■ Records shown:
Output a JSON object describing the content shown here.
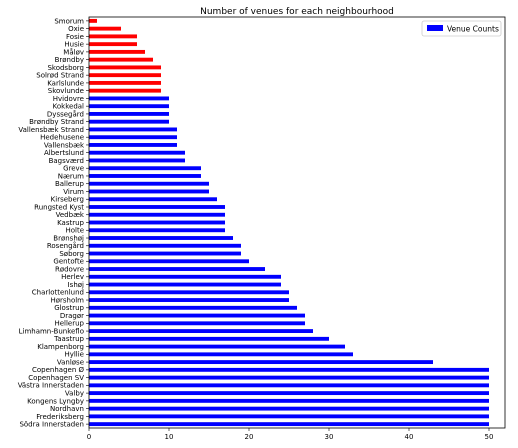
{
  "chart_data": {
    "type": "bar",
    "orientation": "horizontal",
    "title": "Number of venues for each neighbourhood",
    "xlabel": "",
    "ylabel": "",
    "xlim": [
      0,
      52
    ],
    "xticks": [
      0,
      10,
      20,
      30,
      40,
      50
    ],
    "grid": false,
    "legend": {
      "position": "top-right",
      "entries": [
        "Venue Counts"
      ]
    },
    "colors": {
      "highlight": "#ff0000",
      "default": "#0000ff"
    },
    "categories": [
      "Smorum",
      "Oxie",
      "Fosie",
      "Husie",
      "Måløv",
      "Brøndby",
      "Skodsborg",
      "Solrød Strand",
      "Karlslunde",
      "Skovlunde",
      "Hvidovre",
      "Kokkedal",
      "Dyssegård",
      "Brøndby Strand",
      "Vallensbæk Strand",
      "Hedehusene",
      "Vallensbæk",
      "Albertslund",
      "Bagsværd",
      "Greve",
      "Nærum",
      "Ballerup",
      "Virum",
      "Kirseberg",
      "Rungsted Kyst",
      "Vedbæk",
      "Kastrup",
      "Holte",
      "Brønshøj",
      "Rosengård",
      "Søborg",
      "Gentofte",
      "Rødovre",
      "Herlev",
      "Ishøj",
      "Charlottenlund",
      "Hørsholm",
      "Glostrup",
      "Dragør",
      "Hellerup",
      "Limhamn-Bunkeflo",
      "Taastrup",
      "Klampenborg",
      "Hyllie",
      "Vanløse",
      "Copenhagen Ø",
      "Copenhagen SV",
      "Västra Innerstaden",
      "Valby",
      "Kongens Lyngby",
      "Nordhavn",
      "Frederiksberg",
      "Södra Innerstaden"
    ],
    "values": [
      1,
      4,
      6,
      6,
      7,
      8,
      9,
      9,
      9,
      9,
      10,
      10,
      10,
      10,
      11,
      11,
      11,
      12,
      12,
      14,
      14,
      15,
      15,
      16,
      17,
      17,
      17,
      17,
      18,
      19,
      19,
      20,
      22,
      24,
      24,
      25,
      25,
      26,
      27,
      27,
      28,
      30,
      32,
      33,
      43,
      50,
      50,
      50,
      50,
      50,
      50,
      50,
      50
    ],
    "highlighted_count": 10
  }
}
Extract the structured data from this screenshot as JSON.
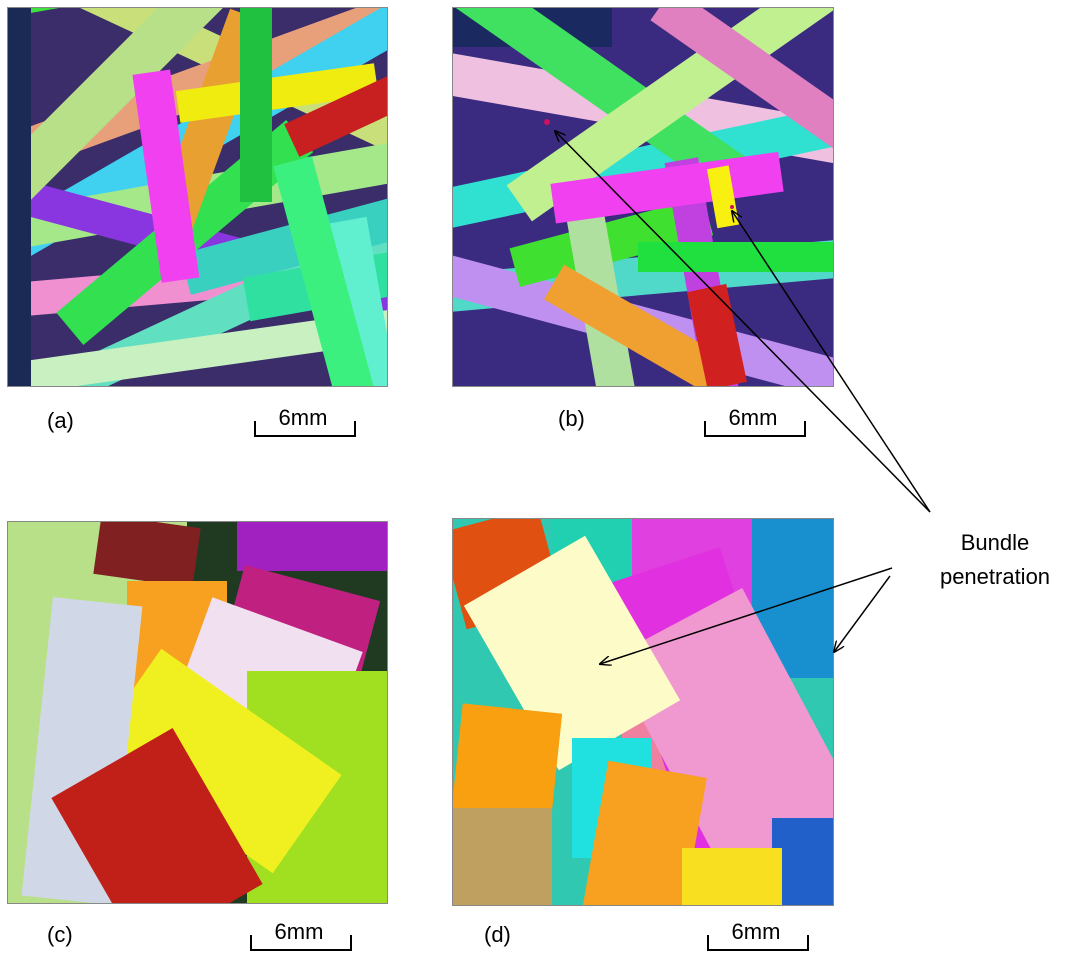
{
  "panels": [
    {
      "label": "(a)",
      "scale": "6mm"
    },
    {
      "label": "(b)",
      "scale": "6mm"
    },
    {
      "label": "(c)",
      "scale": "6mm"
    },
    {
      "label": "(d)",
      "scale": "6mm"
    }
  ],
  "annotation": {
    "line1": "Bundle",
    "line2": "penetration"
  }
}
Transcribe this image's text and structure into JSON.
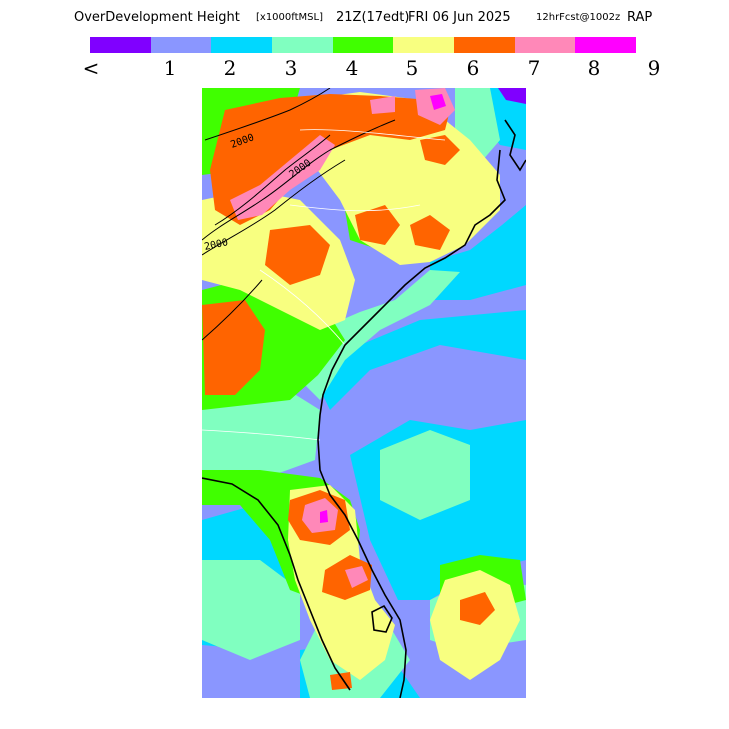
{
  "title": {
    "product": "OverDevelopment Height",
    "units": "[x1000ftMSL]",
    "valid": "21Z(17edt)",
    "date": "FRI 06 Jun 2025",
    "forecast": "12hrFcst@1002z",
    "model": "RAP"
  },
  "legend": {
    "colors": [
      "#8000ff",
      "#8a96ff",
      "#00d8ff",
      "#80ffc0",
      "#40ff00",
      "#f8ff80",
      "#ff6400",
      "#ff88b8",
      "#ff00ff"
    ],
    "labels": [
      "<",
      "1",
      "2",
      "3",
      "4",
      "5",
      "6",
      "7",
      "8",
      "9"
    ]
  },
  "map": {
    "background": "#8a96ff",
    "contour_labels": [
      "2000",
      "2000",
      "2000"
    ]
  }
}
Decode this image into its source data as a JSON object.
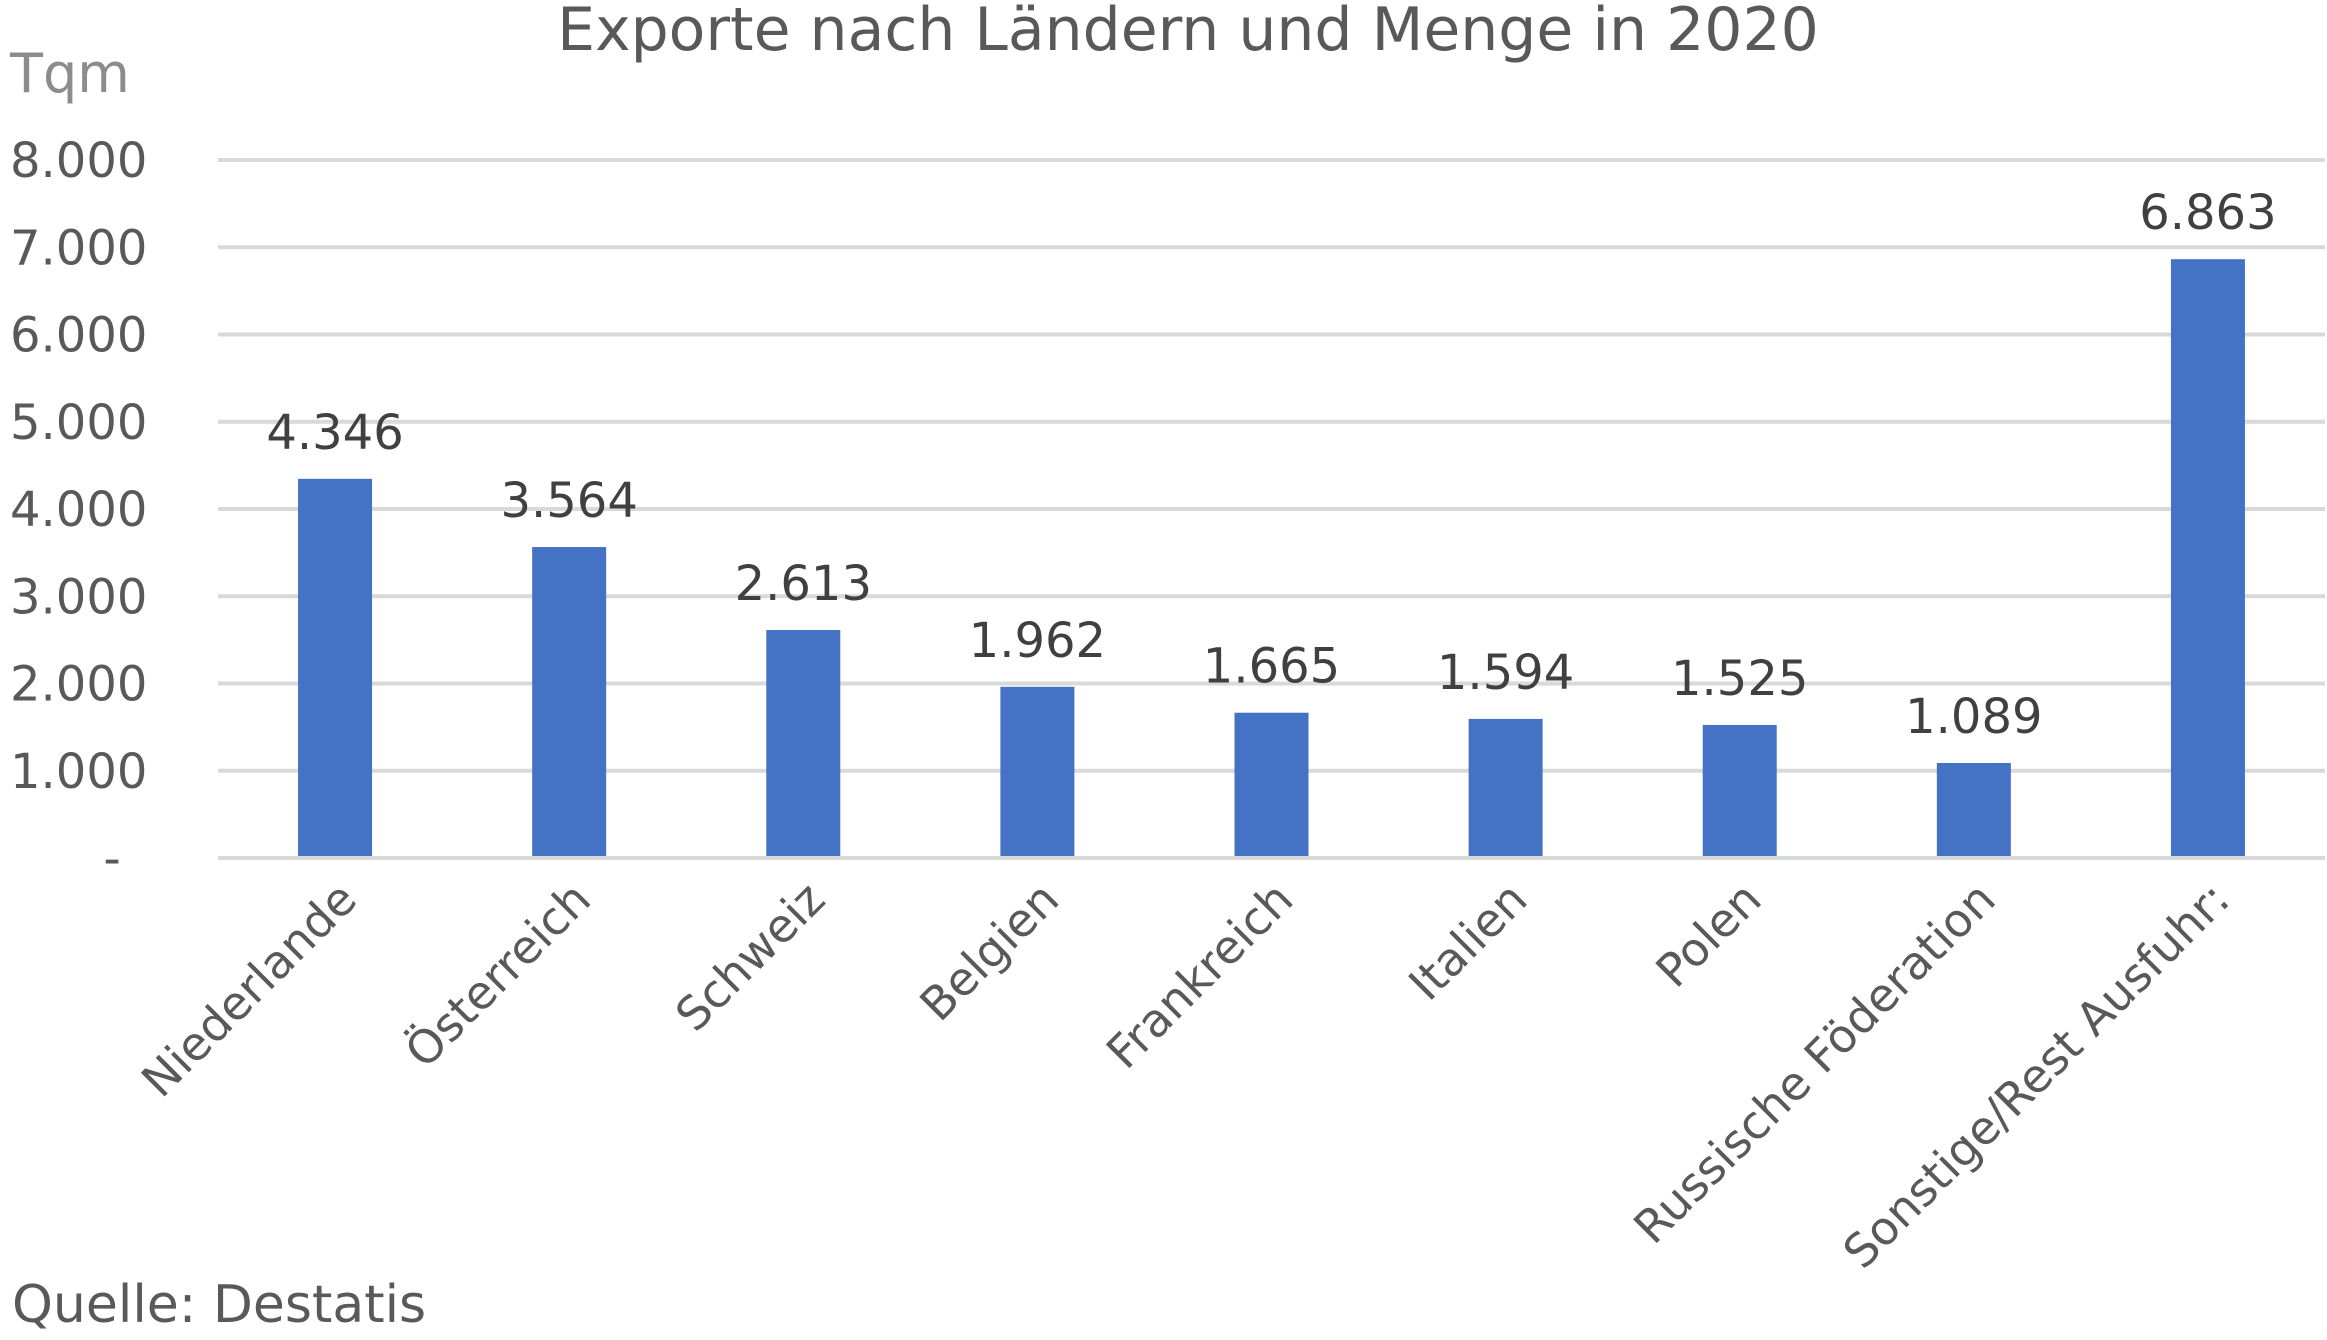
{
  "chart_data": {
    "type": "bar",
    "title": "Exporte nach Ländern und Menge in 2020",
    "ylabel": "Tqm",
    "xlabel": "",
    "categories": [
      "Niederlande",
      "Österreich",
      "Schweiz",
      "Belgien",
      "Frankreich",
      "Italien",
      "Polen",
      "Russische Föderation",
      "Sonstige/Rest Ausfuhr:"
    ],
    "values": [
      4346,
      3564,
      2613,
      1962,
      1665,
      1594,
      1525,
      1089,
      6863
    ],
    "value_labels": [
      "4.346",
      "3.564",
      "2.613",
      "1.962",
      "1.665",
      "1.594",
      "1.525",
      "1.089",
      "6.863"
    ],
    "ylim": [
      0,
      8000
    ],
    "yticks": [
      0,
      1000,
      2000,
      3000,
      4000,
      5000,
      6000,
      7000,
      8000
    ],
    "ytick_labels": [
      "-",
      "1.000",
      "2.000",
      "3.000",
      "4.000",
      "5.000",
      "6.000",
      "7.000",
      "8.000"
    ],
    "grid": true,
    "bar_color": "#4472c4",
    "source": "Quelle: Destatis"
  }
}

■ Task to carry out:
From the listing, tally every line with the word "this" in it and give only the tally.

■ In response:
3